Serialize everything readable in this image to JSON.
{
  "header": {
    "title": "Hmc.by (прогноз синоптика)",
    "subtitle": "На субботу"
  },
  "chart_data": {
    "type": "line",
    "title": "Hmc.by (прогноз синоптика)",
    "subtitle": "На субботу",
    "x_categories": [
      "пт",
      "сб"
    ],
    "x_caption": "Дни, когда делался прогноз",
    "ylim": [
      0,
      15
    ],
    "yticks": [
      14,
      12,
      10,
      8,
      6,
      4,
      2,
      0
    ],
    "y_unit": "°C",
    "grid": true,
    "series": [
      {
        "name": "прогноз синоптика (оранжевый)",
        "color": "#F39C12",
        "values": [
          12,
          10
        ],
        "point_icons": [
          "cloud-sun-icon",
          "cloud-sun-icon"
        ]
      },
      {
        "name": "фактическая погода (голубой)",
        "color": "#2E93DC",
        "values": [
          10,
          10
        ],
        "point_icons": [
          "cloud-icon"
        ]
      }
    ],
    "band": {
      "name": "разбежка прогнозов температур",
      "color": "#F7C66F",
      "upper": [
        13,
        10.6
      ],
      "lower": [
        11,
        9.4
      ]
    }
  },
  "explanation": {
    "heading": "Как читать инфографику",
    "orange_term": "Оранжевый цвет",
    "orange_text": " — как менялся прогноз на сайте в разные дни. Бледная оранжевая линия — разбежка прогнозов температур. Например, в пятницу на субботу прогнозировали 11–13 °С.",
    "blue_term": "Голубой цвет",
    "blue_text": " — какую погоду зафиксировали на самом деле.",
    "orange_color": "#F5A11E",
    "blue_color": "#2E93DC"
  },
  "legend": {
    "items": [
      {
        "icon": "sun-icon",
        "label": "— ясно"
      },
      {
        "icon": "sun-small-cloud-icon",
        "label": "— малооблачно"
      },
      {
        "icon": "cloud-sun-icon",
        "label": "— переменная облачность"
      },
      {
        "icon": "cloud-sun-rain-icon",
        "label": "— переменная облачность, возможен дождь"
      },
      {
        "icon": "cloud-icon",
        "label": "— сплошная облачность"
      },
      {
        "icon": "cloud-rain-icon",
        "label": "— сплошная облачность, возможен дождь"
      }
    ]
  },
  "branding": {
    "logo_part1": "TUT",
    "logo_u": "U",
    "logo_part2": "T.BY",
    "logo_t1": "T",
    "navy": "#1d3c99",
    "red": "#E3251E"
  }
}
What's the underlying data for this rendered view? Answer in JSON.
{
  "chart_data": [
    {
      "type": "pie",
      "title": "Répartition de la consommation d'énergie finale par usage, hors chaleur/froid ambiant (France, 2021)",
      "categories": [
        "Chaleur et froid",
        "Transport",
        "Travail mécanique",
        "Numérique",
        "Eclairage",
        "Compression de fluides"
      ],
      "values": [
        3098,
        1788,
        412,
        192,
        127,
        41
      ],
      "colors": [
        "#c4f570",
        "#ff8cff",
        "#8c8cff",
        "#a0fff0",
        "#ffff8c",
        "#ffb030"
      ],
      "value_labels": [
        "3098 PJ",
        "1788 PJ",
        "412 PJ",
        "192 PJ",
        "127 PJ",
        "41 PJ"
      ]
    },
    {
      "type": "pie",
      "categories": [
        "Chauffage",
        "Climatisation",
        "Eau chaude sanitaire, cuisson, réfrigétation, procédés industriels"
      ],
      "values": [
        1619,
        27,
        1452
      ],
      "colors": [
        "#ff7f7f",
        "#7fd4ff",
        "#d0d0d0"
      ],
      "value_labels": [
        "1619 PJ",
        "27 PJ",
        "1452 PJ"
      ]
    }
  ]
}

**********

• _Directive_
Write down all the entries again without a single difference.

• _Task answer_
Serialize everything readable in this image to JSON.
{
  "header": {
    "title": "Hmc.by (прогноз синоптика)",
    "subtitle": "На субботу"
  },
  "chart_data": {
    "type": "line",
    "title": "Hmc.by (прогноз синоптика)",
    "subtitle": "На субботу",
    "x_categories": [
      "пт",
      "сб"
    ],
    "x_caption": "Дни, когда делался прогноз",
    "ylim": [
      0,
      15
    ],
    "yticks": [
      14,
      12,
      10,
      8,
      6,
      4,
      2,
      0
    ],
    "y_unit": "°C",
    "grid": true,
    "series": [
      {
        "name": "прогноз синоптика (оранжевый)",
        "color": "#F39C12",
        "values": [
          12,
          10
        ],
        "point_icons": [
          "cloud-sun-icon",
          "cloud-sun-icon"
        ]
      },
      {
        "name": "фактическая погода (голубой)",
        "color": "#2E93DC",
        "values": [
          10,
          10
        ],
        "point_icons": [
          "cloud-icon"
        ]
      }
    ],
    "band": {
      "name": "разбежка прогнозов температур",
      "color": "#F7C66F",
      "upper": [
        13,
        10.6
      ],
      "lower": [
        11,
        9.4
      ]
    }
  },
  "explanation": {
    "heading": "Как читать инфографику",
    "orange_term": "Оранжевый цвет",
    "orange_text": " — как менялся прогноз на сайте в разные дни. Бледная оранжевая линия — разбежка прогнозов температур. Например, в пятницу на субботу прогнозировали 11–13 °С.",
    "blue_term": "Голубой цвет",
    "blue_text": " — какую погоду зафиксировали на самом деле.",
    "orange_color": "#F5A11E",
    "blue_color": "#2E93DC"
  },
  "legend": {
    "items": [
      {
        "icon": "sun-icon",
        "label": "— ясно"
      },
      {
        "icon": "sun-small-cloud-icon",
        "label": "— малооблачно"
      },
      {
        "icon": "cloud-sun-icon",
        "label": "— переменная облачность"
      },
      {
        "icon": "cloud-sun-rain-icon",
        "label": "— переменная облачность, возможен дождь"
      },
      {
        "icon": "cloud-icon",
        "label": "— сплошная облачность"
      },
      {
        "icon": "cloud-rain-icon",
        "label": "— сплошная облачность, возможен дождь"
      }
    ]
  },
  "branding": {
    "logo_part1": "TUT",
    "logo_u": "U",
    "logo_part2": "T.BY",
    "logo_t1": "T",
    "navy": "#1d3c99",
    "red": "#E3251E"
  }
}
What's the underlying data for this rendered view? Answer in JSON.
{
  "chart_data": [
    {
      "type": "pie",
      "title": "Répartition de la consommation d'énergie finale par usage, hors chaleur/froid ambiant (France, 2021)",
      "categories": [
        "Chaleur et froid",
        "Transport",
        "Travail mécanique",
        "Numérique",
        "Eclairage",
        "Compression de fluides"
      ],
      "values": [
        3098,
        1788,
        412,
        192,
        127,
        41
      ],
      "colors": [
        "#c4f570",
        "#ff8cff",
        "#8c8cff",
        "#a0fff0",
        "#ffff8c",
        "#ffb030"
      ],
      "value_labels": [
        "3098 PJ",
        "1788 PJ",
        "412 PJ",
        "192 PJ",
        "127 PJ",
        "41 PJ"
      ]
    },
    {
      "type": "pie",
      "categories": [
        "Chauffage",
        "Climatisation",
        "Eau chaude sanitaire, cuisson, réfrigétation, procédés industriels"
      ],
      "values": [
        1619,
        27,
        1452
      ],
      "colors": [
        "#ff7f7f",
        "#7fd4ff",
        "#d0d0d0"
      ],
      "value_labels": [
        "1619 PJ",
        "27 PJ",
        "1452 PJ"
      ]
    }
  ]
}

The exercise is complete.